- TASK BRIEF -
Reproduce each line that includes the word "dear".

- DATA SUPPLIED -
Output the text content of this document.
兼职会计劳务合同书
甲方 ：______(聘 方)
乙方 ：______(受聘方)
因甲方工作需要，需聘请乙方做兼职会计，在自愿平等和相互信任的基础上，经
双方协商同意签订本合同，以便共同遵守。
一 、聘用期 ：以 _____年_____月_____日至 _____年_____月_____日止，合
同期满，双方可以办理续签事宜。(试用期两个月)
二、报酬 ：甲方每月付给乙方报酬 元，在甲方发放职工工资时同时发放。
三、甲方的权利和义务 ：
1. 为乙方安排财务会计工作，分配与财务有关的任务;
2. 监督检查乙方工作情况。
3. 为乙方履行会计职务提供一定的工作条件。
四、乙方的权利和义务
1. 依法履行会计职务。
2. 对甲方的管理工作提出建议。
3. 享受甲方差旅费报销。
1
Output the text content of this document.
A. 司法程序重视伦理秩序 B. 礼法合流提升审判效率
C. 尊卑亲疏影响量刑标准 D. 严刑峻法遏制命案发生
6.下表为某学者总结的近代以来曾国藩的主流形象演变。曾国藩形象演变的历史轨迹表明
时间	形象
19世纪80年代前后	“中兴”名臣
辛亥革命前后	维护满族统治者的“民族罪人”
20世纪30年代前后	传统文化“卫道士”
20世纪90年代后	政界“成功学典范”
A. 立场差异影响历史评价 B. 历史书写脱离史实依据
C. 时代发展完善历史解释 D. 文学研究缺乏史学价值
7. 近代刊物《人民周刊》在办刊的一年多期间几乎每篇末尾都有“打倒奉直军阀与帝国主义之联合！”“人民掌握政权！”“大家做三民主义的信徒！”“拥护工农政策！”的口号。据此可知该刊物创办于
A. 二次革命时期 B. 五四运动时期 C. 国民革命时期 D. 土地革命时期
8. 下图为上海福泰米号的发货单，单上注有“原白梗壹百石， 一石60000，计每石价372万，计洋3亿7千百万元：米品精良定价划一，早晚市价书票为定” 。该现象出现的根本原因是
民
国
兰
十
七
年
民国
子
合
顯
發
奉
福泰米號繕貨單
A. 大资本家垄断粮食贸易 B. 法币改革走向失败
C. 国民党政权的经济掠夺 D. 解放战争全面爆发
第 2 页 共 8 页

--

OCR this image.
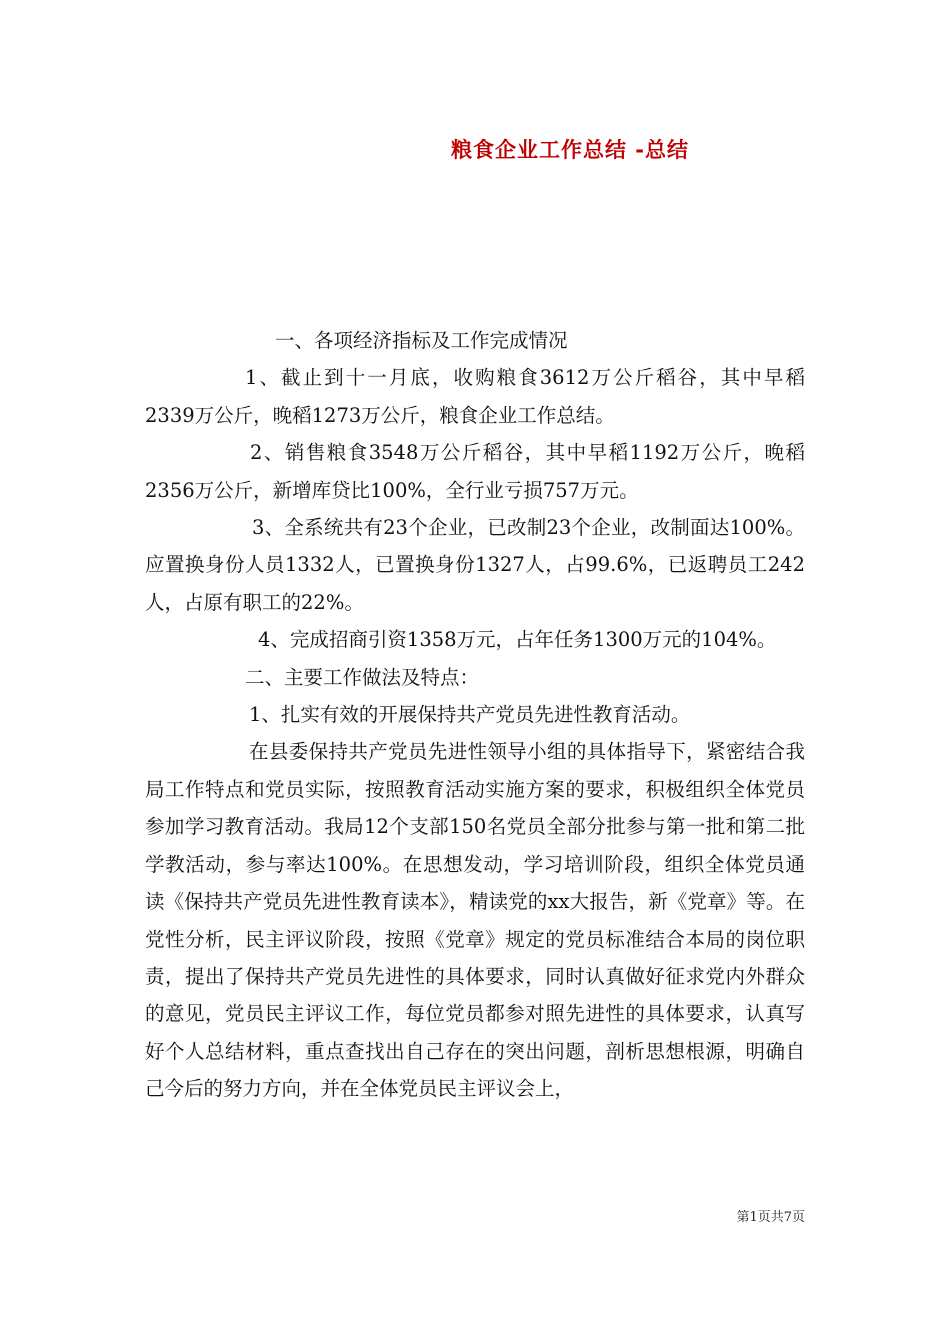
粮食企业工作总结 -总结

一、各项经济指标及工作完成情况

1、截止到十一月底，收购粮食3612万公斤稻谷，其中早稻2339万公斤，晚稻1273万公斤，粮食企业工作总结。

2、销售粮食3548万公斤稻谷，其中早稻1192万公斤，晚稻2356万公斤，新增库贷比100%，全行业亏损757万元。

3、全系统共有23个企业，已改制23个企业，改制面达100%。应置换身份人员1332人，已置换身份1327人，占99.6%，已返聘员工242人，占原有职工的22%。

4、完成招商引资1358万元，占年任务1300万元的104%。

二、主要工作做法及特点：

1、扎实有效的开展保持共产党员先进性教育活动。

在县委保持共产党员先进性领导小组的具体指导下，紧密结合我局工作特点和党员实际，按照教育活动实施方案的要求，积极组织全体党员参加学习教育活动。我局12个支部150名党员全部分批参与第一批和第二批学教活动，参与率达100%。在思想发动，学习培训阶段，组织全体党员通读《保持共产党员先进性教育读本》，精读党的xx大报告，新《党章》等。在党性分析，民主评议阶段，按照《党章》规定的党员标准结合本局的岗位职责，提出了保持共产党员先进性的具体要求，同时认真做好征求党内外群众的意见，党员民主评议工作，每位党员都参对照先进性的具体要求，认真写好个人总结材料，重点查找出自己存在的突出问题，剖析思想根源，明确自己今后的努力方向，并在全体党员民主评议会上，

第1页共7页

==

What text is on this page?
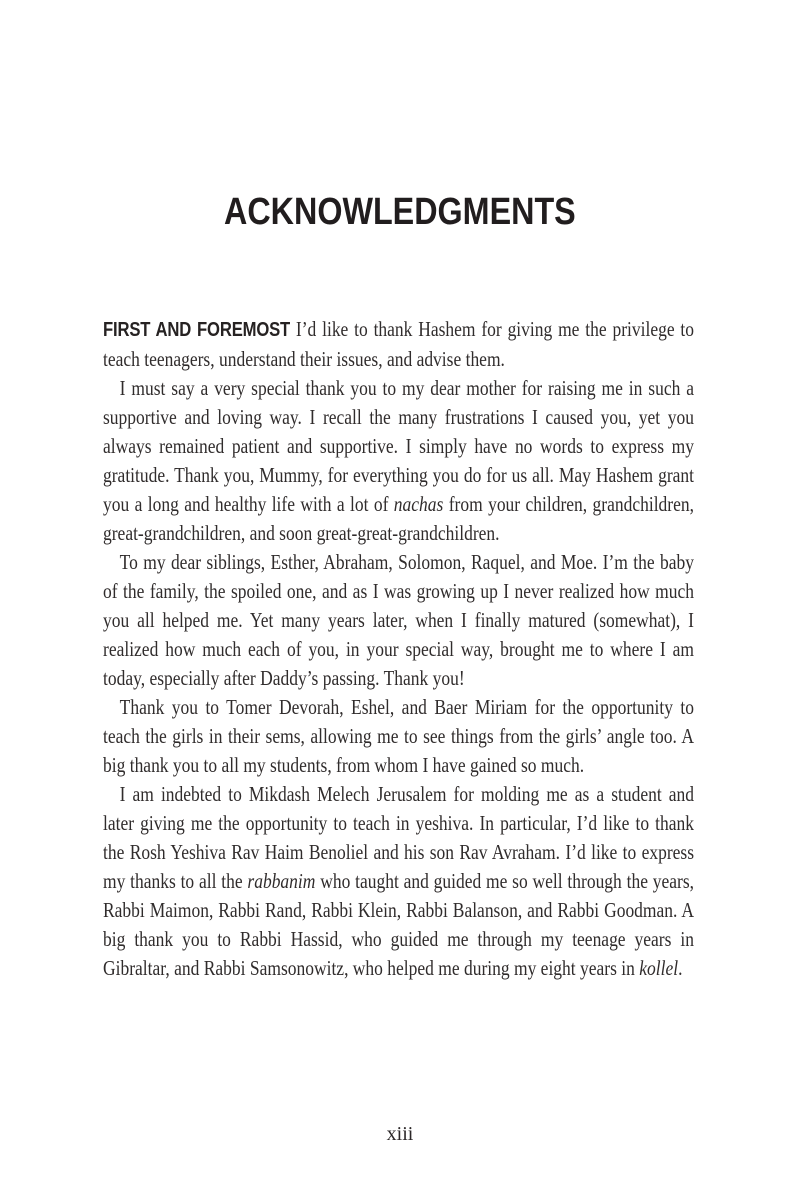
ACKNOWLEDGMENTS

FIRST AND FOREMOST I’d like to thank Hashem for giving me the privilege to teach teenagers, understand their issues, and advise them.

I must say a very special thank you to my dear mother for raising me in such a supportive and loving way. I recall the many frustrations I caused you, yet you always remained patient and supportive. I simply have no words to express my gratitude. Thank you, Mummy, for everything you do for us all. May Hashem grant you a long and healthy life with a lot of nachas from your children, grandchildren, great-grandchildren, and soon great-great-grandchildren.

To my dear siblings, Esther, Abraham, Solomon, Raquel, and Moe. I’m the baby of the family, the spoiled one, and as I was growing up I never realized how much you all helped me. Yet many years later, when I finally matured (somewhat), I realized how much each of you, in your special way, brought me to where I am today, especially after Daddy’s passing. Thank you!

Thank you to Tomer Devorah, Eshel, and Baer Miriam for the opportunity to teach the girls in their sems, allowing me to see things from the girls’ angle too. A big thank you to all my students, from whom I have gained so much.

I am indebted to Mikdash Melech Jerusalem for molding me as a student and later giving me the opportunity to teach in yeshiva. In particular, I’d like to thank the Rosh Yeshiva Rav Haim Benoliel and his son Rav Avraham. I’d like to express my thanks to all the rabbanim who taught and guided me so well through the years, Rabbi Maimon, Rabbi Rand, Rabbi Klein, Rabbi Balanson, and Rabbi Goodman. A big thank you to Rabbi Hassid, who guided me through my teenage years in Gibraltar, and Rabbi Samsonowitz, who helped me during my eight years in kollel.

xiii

- WRITTEN RESPONSE -
I must say a very special thank you to my dear mother for raising me in such a supportive and loving way. I recall the many frustrations I caused you, yet you always remained patient and supportive. I simply have no words to express my gratitude. Thank you, Mummy, for everything you do for us all. May Hashem grant you a long and healthy life with a lot of nachas from your children, grandchildren, great-grandchildren, and soon great-great-grandchildren.
To my dear siblings, Esther, Abraham, Solomon, Raquel, and Moe. I’m the baby of the family, the spoiled one, and as I was growing up I never realized how much you all helped me. Yet many years later, when I finally matured (somewhat), I realized how much each of you, in your special way, brought me to where I am today, especially after Daddy’s passing. Thank you!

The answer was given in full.